### Labeled box records
___
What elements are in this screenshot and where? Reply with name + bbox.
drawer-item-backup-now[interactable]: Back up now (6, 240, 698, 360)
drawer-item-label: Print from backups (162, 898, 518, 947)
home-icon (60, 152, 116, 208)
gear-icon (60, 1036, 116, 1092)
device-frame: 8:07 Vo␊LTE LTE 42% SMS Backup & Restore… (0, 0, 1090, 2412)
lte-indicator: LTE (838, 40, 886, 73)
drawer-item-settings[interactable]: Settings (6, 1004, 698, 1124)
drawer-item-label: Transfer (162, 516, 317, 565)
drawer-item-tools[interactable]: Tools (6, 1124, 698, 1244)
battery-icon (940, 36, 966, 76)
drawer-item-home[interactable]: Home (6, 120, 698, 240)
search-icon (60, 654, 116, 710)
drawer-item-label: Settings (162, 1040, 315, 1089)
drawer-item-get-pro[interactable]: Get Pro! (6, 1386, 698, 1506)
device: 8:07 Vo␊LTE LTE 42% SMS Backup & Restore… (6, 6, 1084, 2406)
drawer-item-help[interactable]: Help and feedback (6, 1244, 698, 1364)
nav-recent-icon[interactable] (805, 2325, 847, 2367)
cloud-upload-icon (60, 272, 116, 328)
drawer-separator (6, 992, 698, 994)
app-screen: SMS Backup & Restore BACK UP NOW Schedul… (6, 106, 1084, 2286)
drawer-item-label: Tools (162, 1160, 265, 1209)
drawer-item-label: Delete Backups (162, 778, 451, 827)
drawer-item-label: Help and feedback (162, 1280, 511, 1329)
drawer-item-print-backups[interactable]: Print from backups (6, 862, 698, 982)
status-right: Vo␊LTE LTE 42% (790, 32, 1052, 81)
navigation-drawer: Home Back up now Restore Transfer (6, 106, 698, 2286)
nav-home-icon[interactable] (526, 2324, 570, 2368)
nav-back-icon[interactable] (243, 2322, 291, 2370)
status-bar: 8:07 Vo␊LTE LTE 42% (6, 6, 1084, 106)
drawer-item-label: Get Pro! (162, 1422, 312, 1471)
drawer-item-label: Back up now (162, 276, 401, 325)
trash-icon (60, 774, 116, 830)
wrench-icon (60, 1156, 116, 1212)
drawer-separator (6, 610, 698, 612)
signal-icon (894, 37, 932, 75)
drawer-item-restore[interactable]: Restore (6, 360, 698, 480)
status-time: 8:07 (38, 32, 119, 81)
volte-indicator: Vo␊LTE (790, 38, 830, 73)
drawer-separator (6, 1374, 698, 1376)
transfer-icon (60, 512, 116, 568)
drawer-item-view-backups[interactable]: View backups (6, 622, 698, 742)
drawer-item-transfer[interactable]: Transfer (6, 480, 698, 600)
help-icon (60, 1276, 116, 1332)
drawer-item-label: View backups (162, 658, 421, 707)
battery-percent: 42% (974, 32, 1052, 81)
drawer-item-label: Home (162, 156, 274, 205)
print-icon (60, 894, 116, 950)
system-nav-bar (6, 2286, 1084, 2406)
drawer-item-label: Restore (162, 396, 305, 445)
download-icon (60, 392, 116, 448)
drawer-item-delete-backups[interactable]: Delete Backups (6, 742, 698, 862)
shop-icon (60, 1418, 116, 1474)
___
### Exercise task
Copy the items word for word from the beginning of the records through the line that contains "device-frame: 8:07 Vo␊LTE", including that line.

### Full response
What elements are in this screenshot and where? Reply with name + bbox.
drawer-item-backup-now[interactable]: Back up now (6, 240, 698, 360)
drawer-item-label: Print from backups (162, 898, 518, 947)
home-icon (60, 152, 116, 208)
gear-icon (60, 1036, 116, 1092)
device-frame: 8:07 Vo␊LTE LTE 42% SMS Backup & Restore… (0, 0, 1090, 2412)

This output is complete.